● **Stated task**
Find every line in the records below that holds the word "this", and copy it out.

● **Stored data entries**
===============

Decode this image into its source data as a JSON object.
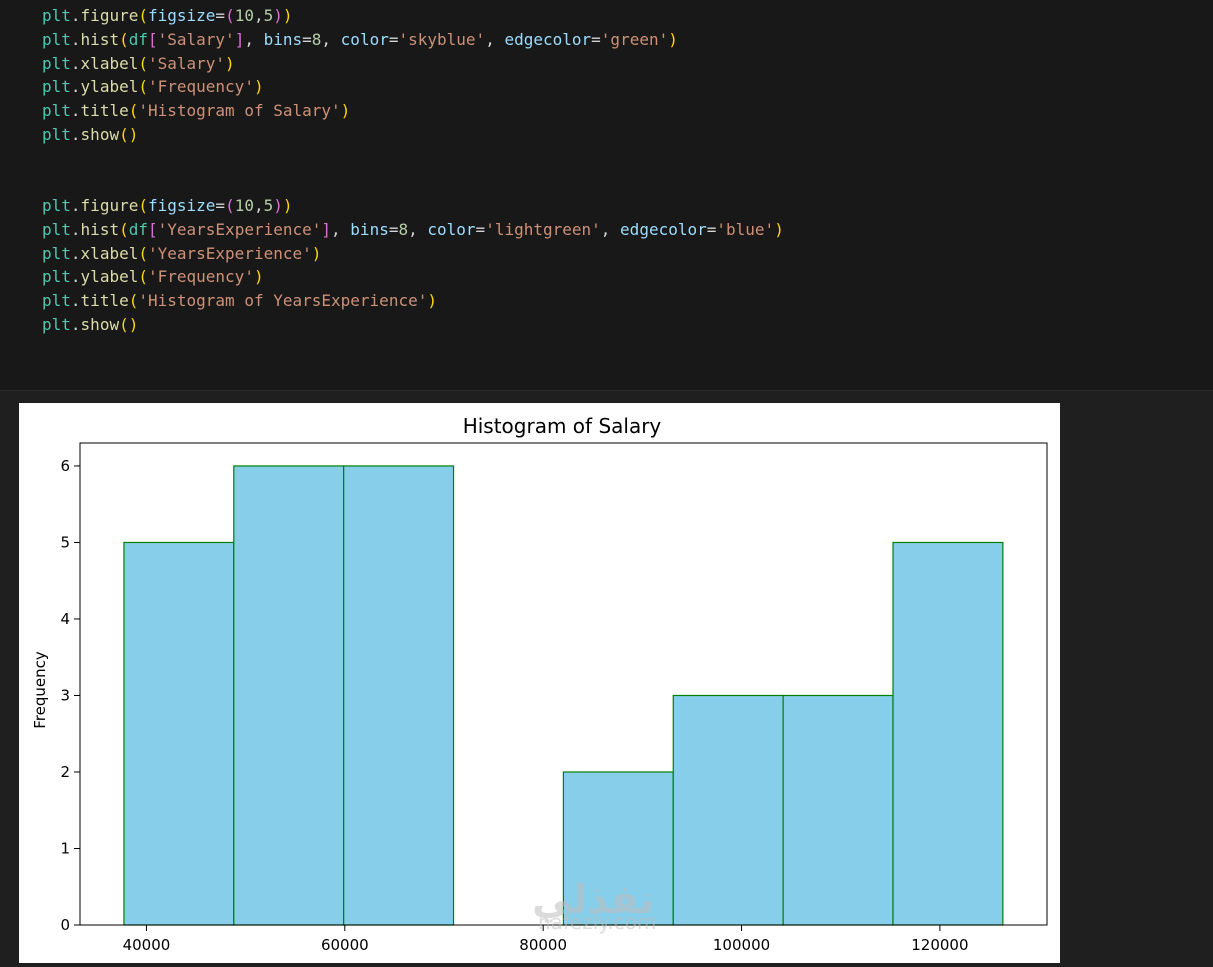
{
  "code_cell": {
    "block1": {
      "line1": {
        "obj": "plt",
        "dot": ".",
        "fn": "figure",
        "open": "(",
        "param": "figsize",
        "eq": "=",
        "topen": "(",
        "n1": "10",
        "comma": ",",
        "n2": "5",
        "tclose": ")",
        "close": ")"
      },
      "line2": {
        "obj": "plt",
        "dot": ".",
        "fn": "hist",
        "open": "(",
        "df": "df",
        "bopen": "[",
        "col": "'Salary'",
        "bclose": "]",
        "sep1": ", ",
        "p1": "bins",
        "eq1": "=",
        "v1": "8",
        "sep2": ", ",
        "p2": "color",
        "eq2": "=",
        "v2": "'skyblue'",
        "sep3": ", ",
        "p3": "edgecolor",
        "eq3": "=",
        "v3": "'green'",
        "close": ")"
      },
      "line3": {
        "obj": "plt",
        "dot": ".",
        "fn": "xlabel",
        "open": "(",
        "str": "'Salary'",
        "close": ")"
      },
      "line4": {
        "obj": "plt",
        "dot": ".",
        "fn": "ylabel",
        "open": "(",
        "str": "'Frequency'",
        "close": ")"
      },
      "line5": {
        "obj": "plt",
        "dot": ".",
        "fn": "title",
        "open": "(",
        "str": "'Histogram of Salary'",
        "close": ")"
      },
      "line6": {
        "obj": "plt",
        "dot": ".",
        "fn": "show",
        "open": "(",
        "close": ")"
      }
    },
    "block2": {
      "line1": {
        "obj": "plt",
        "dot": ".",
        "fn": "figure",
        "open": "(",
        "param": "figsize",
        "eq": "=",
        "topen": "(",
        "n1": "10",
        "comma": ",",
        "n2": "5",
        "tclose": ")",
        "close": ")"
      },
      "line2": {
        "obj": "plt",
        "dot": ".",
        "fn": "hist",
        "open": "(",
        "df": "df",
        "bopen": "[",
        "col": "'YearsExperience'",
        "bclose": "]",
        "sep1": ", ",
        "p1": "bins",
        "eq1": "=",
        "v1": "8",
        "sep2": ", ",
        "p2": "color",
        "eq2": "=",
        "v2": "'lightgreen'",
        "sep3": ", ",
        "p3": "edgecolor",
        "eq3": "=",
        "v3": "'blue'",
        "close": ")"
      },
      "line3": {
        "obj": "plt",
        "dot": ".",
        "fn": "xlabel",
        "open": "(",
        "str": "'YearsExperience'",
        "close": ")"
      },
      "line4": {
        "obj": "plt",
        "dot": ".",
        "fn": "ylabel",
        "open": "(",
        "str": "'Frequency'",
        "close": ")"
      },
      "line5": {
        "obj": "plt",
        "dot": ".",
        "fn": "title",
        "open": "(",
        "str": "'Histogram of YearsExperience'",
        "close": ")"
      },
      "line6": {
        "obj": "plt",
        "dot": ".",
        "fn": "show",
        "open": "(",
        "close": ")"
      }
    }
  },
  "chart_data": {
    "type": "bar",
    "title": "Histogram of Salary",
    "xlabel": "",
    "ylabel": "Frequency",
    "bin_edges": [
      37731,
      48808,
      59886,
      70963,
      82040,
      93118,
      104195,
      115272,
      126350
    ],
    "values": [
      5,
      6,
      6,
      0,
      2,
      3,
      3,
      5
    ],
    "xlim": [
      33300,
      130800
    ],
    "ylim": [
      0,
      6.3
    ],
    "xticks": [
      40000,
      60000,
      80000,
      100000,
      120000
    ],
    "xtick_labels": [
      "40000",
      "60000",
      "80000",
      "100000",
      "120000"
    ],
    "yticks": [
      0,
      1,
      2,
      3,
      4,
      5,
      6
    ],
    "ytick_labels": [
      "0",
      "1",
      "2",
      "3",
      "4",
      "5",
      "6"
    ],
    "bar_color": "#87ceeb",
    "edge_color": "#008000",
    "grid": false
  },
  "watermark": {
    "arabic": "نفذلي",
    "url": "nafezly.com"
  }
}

===============

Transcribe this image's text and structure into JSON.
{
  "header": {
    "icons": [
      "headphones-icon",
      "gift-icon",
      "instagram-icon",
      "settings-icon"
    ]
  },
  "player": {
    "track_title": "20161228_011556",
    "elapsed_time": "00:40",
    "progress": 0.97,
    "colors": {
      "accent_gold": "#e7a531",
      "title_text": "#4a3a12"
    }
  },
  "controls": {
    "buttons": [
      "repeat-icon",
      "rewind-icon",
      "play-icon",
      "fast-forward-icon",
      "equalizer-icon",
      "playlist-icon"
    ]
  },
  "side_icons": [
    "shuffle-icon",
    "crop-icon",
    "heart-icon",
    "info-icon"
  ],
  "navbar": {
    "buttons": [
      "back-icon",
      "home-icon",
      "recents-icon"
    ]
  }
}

===============

● **The response**
Decode this image into its source data as a JSON object.
Transcribe this image's text and structure into JSON.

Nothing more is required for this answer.